--- Dataset content Enclosed Below ---

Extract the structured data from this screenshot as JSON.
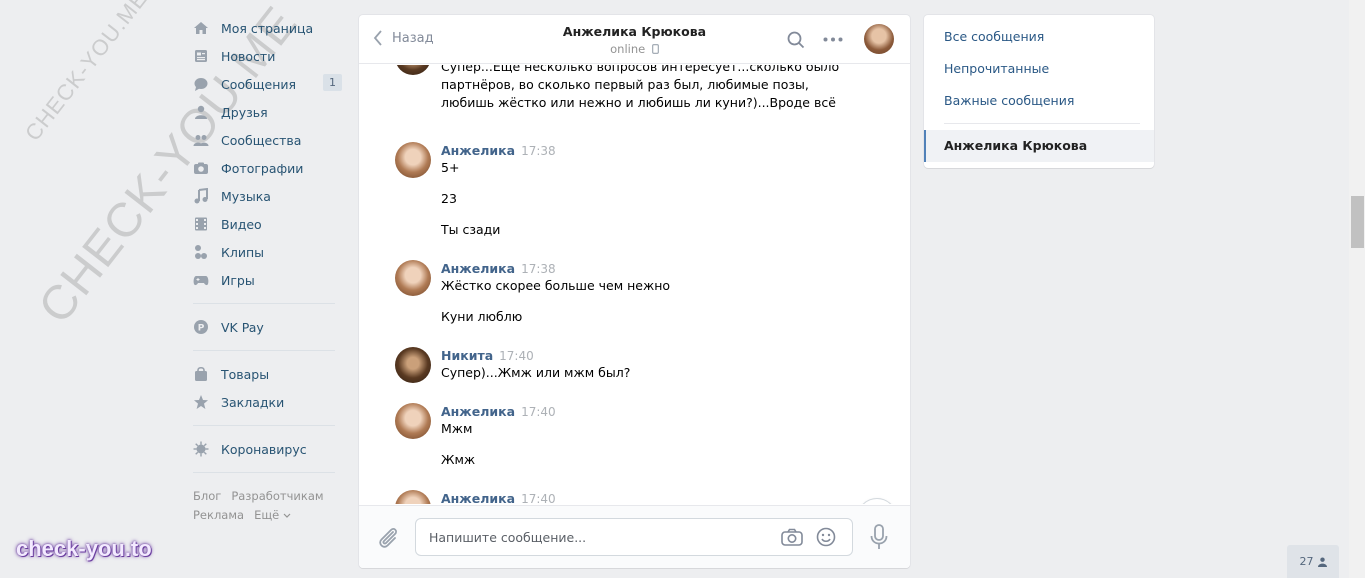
{
  "watermark": {
    "small": "CHECK-YOU.ME",
    "large": "CHECK-YOU.ME",
    "brand": "check-you.to"
  },
  "left_menu": {
    "items": [
      {
        "label": "Моя страница",
        "icon": "home-icon"
      },
      {
        "label": "Новости",
        "icon": "news-icon"
      },
      {
        "label": "Сообщения",
        "icon": "messages-icon",
        "count": "1"
      },
      {
        "label": "Друзья",
        "icon": "friends-icon"
      },
      {
        "label": "Сообщества",
        "icon": "groups-icon"
      },
      {
        "label": "Фотографии",
        "icon": "camera-icon"
      },
      {
        "label": "Музыка",
        "icon": "music-icon"
      },
      {
        "label": "Видео",
        "icon": "video-icon"
      },
      {
        "label": "Клипы",
        "icon": "clips-icon"
      },
      {
        "label": "Игры",
        "icon": "gamepad-icon"
      },
      {
        "label": "VK Pay",
        "icon": "vkpay-icon"
      },
      {
        "label": "Товары",
        "icon": "bag-icon"
      },
      {
        "label": "Закладки",
        "icon": "star-icon"
      },
      {
        "label": "Коронавирус",
        "icon": "virus-icon"
      }
    ],
    "footer": [
      "Блог",
      "Разработчикам",
      "Реклама",
      "Ещё"
    ]
  },
  "chat": {
    "back_label": "Назад",
    "title": "Анжелика Крюкова",
    "status": "online",
    "messages": [
      {
        "lines": [
          "Супер...Еще несколько вопросов интересует...сколько было",
          "партнёров, во сколько первый раз был, любимые позы,",
          "любишь жёстко или нежно и любишь ли куни?)...Вроде всё"
        ]
      },
      {
        "author": "Анжелика",
        "time": "17:38",
        "lines": [
          "5+",
          "23",
          "Ты сзади"
        ]
      },
      {
        "author": "Анжелика",
        "time": "17:38",
        "lines": [
          "Жёстко скорее больше чем нежно",
          "Куни люблю"
        ]
      },
      {
        "author": "Никита",
        "time": "17:40",
        "lines": [
          "Супер)...Жмж или мжм был?"
        ]
      },
      {
        "author": "Анжелика",
        "time": "17:40",
        "lines": [
          "Мжм",
          "Жмж"
        ]
      },
      {
        "author": "Анжелика",
        "time": "17:40",
        "lines": []
      }
    ],
    "composer_placeholder": "Напишите сообщение..."
  },
  "right_panel": {
    "items": [
      "Все сообщения",
      "Непрочитанные",
      "Важные сообщения"
    ],
    "selected": "Анжелика Крюкова"
  },
  "online_count": "27"
}
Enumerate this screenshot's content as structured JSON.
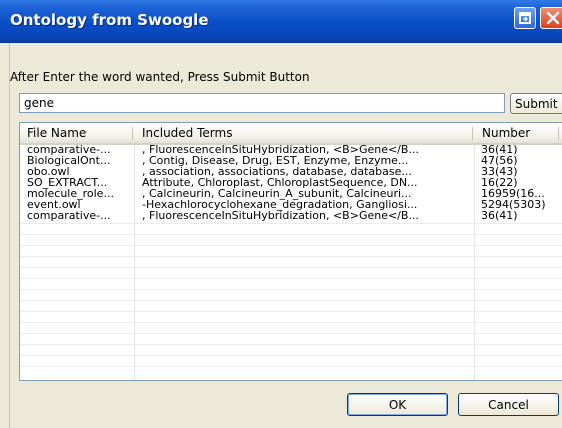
{
  "window": {
    "title": "Ontology from Swoogle"
  },
  "icons": {
    "restore": "restore-window-icon",
    "close": "close-icon"
  },
  "form": {
    "prompt": "After Enter the word wanted, Press Submit Button",
    "search_value": "gene",
    "submit_label": "Submit"
  },
  "table": {
    "columns": [
      "File Name",
      "Included Terms",
      "Number"
    ],
    "rows": [
      {
        "file": "comparative-...",
        "terms": ", FluorescenceInSituHybridization, <B>Gene</B...",
        "number": "36(41)"
      },
      {
        "file": "BiologicalOnt...",
        "terms": ", Contig, Disease, Drug, EST, Enzyme, Enzyme...",
        "number": "47(56)"
      },
      {
        "file": "obo.owl",
        "terms": ", association, associations, database, database...",
        "number": "33(43)"
      },
      {
        "file": "SO_EXTRACT...",
        "terms": "Attribute, Chloroplast, ChloroplastSequence, DN...",
        "number": "16(22)"
      },
      {
        "file": "molecule_role...",
        "terms": ", Calcineurin, Calcineurin_A_subunit, Calcineuri...",
        "number": "16959(16..."
      },
      {
        "file": "event.owl",
        "terms": "-Hexachlorocyclohexane_degradation, Gangliosi...",
        "number": "5294(5303)"
      },
      {
        "file": "comparative-...",
        "terms": ", FluorescenceInSituHybridization, <B>Gene</B...",
        "number": "36(41)"
      }
    ]
  },
  "buttons": {
    "ok_label": "OK",
    "cancel_label": "Cancel"
  }
}
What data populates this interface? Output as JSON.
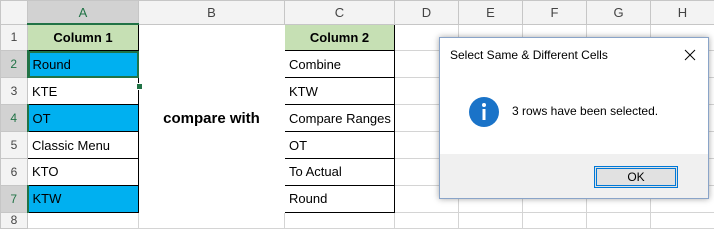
{
  "columns": [
    "",
    "A",
    "B",
    "C",
    "D",
    "E",
    "F",
    "G",
    "H"
  ],
  "rows": [
    "1",
    "2",
    "3",
    "4",
    "5",
    "6",
    "7",
    "8"
  ],
  "column1": {
    "header": "Column 1",
    "cells": [
      "Round",
      "KTE",
      "OT",
      "Classic Menu",
      "KTO",
      "KTW"
    ]
  },
  "compare_text": "compare with",
  "column2": {
    "header": "Column 2",
    "cells": [
      "Combine",
      "KTW",
      "Compare Ranges",
      "OT",
      "To Actual",
      "Round"
    ]
  },
  "dialog": {
    "title": "Select Same & Different Cells",
    "message": "3 rows have been selected.",
    "ok_label": "OK"
  },
  "colors": {
    "header_fill": "#c6e0b4",
    "selected_fill": "#00b0f0",
    "excel_green": "#217346",
    "info_icon": "#1a73c8"
  }
}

--- End of Enclosed Dataset content ---

● Aim of the exercise
Give back the material above exactly as it appears, minus any picture.

● Task solution
Extract the structured data from this screenshot as JSON.
{
  "watermark": {
    "small": "CHECK-YOU.ME",
    "large": "CHECK-YOU.ME",
    "brand": "check-you.to"
  },
  "left_menu": {
    "items": [
      {
        "label": "Моя страница",
        "icon": "home-icon"
      },
      {
        "label": "Новости",
        "icon": "news-icon"
      },
      {
        "label": "Сообщения",
        "icon": "messages-icon",
        "count": "1"
      },
      {
        "label": "Друзья",
        "icon": "friends-icon"
      },
      {
        "label": "Сообщества",
        "icon": "groups-icon"
      },
      {
        "label": "Фотографии",
        "icon": "camera-icon"
      },
      {
        "label": "Музыка",
        "icon": "music-icon"
      },
      {
        "label": "Видео",
        "icon": "video-icon"
      },
      {
        "label": "Клипы",
        "icon": "clips-icon"
      },
      {
        "label": "Игры",
        "icon": "gamepad-icon"
      },
      {
        "label": "VK Pay",
        "icon": "vkpay-icon"
      },
      {
        "label": "Товары",
        "icon": "bag-icon"
      },
      {
        "label": "Закладки",
        "icon": "star-icon"
      },
      {
        "label": "Коронавирус",
        "icon": "virus-icon"
      }
    ],
    "footer": [
      "Блог",
      "Разработчикам",
      "Реклама",
      "Ещё"
    ]
  },
  "chat": {
    "back_label": "Назад",
    "title": "Анжелика Крюкова",
    "status": "online",
    "messages": [
      {
        "lines": [
          "Супер...Еще несколько вопросов интересует...сколько было",
          "партнёров, во сколько первый раз был, любимые позы,",
          "любишь жёстко или нежно и любишь ли куни?)...Вроде всё"
        ]
      },
      {
        "author": "Анжелика",
        "time": "17:38",
        "lines": [
          "5+",
          "23",
          "Ты сзади"
        ]
      },
      {
        "author": "Анжелика",
        "time": "17:38",
        "lines": [
          "Жёстко скорее больше чем нежно",
          "Куни люблю"
        ]
      },
      {
        "author": "Никита",
        "time": "17:40",
        "lines": [
          "Супер)...Жмж или мжм был?"
        ]
      },
      {
        "author": "Анжелика",
        "time": "17:40",
        "lines": [
          "Мжм",
          "Жмж"
        ]
      },
      {
        "author": "Анжелика",
        "time": "17:40",
        "lines": []
      }
    ],
    "composer_placeholder": "Напишите сообщение..."
  },
  "right_panel": {
    "items": [
      "Все сообщения",
      "Непрочитанные",
      "Важные сообщения"
    ],
    "selected": "Анжелика Крюкова"
  },
  "online_count": "27"
}
Enumerate this screenshot's content as structured JSON.
{
  "window": {
    "title": "Ontology from Swoogle"
  },
  "icons": {
    "restore": "restore-window-icon",
    "close": "close-icon"
  },
  "form": {
    "prompt": "After Enter the word wanted, Press Submit Button",
    "search_value": "gene",
    "submit_label": "Submit"
  },
  "table": {
    "columns": [
      "File Name",
      "Included Terms",
      "Number"
    ],
    "rows": [
      {
        "file": "comparative-...",
        "terms": ", FluorescenceInSituHybridization, <B>Gene</B...",
        "number": "36(41)"
      },
      {
        "file": "BiologicalOnt...",
        "terms": ", Contig, Disease, Drug, EST, Enzyme, Enzyme...",
        "number": "47(56)"
      },
      {
        "file": "obo.owl",
        "terms": ", association, associations, database, database...",
        "number": "33(43)"
      },
      {
        "file": "SO_EXTRACT...",
        "terms": "Attribute, Chloroplast, ChloroplastSequence, DN...",
        "number": "16(22)"
      },
      {
        "file": "molecule_role...",
        "terms": ", Calcineurin, Calcineurin_A_subunit, Calcineuri...",
        "number": "16959(16..."
      },
      {
        "file": "event.owl",
        "terms": "-Hexachlorocyclohexane_degradation, Gangliosi...",
        "number": "5294(5303)"
      },
      {
        "file": "comparative-...",
        "terms": ", FluorescenceInSituHybridization, <B>Gene</B...",
        "number": "36(41)"
      }
    ]
  },
  "buttons": {
    "ok_label": "OK",
    "cancel_label": "Cancel"
  }
}
What data populates this interface? Output as JSON.
{
  "columns": [
    "",
    "A",
    "B",
    "C",
    "D",
    "E",
    "F",
    "G",
    "H"
  ],
  "rows": [
    "1",
    "2",
    "3",
    "4",
    "5",
    "6",
    "7",
    "8"
  ],
  "column1": {
    "header": "Column 1",
    "cells": [
      "Round",
      "KTE",
      "OT",
      "Classic Menu",
      "KTO",
      "KTW"
    ]
  },
  "compare_text": "compare with",
  "column2": {
    "header": "Column 2",
    "cells": [
      "Combine",
      "KTW",
      "Compare Ranges",
      "OT",
      "To Actual",
      "Round"
    ]
  },
  "dialog": {
    "title": "Select Same & Different Cells",
    "message": "3 rows have been selected.",
    "ok_label": "OK"
  },
  "colors": {
    "header_fill": "#c6e0b4",
    "selected_fill": "#00b0f0",
    "excel_green": "#217346",
    "info_icon": "#1a73c8"
  }
}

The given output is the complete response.